GOAL: Write out the entries again exactly as they are given.

Stored data entries:
↓↓↓
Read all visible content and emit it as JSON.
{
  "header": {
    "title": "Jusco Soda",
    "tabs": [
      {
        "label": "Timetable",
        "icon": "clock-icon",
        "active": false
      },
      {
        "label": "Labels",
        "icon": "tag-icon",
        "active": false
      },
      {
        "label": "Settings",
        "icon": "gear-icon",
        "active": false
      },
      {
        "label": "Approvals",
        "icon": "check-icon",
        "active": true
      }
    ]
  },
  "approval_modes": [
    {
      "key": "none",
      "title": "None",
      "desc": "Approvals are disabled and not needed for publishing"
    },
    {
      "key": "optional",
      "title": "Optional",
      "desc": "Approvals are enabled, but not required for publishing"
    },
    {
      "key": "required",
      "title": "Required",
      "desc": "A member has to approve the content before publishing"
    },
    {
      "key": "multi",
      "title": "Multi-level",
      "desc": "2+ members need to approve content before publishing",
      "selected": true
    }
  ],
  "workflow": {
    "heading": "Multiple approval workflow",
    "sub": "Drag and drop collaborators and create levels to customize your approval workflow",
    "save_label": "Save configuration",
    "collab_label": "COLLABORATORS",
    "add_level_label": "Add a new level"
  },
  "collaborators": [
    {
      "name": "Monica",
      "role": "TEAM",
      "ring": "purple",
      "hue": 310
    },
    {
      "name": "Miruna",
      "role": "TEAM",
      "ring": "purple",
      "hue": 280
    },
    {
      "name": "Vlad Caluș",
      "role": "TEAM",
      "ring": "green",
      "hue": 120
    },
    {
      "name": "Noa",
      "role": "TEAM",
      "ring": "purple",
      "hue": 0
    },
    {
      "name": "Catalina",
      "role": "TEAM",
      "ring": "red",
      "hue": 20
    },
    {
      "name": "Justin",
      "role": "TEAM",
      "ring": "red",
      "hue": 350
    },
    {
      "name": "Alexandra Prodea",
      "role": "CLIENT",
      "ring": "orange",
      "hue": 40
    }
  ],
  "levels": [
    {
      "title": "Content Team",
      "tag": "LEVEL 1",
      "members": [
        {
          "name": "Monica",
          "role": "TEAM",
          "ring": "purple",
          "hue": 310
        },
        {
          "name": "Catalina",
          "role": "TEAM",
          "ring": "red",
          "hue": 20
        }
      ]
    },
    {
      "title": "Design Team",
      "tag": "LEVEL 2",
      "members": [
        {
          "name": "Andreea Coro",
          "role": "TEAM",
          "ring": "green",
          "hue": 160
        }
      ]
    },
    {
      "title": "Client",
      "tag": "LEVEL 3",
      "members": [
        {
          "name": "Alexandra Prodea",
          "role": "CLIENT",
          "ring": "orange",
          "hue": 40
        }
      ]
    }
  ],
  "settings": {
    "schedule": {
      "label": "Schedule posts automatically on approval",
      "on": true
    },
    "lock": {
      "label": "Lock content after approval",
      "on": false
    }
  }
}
↑↑↑
WRITTEN SOLUTION:
Read all visible content and emit it as JSON.
{
  "header": {
    "title": "Jusco Soda",
    "tabs": [
      {
        "label": "Timetable",
        "icon": "clock-icon",
        "active": false
      },
      {
        "label": "Labels",
        "icon": "tag-icon",
        "active": false
      },
      {
        "label": "Settings",
        "icon": "gear-icon",
        "active": false
      },
      {
        "label": "Approvals",
        "icon": "check-icon",
        "active": true
      }
    ]
  },
  "approval_modes": [
    {
      "key": "none",
      "title": "None",
      "desc": "Approvals are disabled and not needed for publishing"
    },
    {
      "key": "optional",
      "title": "Optional",
      "desc": "Approvals are enabled, but not required for publishing"
    },
    {
      "key": "required",
      "title": "Required",
      "desc": "A member has to approve the content before publishing"
    },
    {
      "key": "multi",
      "title": "Multi-level",
      "desc": "2+ members need to approve content before publishing",
      "selected": true
    }
  ],
  "workflow": {
    "heading": "Multiple approval workflow",
    "sub": "Drag and drop collaborators and create levels to customize your approval workflow",
    "save_label": "Save configuration",
    "collab_label": "COLLABORATORS",
    "add_level_label": "Add a new level"
  },
  "collaborators": [
    {
      "name": "Monica",
      "role": "TEAM",
      "ring": "purple",
      "hue": 310
    },
    {
      "name": "Miruna",
      "role": "TEAM",
      "ring": "purple",
      "hue": 280
    },
    {
      "name": "Vlad Caluș",
      "role": "TEAM",
      "ring": "green",
      "hue": 120
    },
    {
      "name": "Noa",
      "role": "TEAM",
      "ring": "purple",
      "hue": 0
    },
    {
      "name": "Catalina",
      "role": "TEAM",
      "ring": "red",
      "hue": 20
    },
    {
      "name": "Justin",
      "role": "TEAM",
      "ring": "red",
      "hue": 350
    },
    {
      "name": "Alexandra Prodea",
      "role": "CLIENT",
      "ring": "orange",
      "hue": 40
    }
  ],
  "levels": [
    {
      "title": "Content Team",
      "tag": "LEVEL 1",
      "members": [
        {
          "name": "Monica",
          "role": "TEAM",
          "ring": "purple",
          "hue": 310
        },
        {
          "name": "Catalina",
          "role": "TEAM",
          "ring": "red",
          "hue": 20
        }
      ]
    },
    {
      "title": "Design Team",
      "tag": "LEVEL 2",
      "members": [
        {
          "name": "Andreea Coro",
          "role": "TEAM",
          "ring": "green",
          "hue": 160
        }
      ]
    },
    {
      "title": "Client",
      "tag": "LEVEL 3",
      "members": [
        {
          "name": "Alexandra Prodea",
          "role": "CLIENT",
          "ring": "orange",
          "hue": 40
        }
      ]
    }
  ],
  "settings": {
    "schedule": {
      "label": "Schedule posts automatically on approval",
      "on": true
    },
    "lock": {
      "label": "Lock content after approval",
      "on": false
    }
  }
}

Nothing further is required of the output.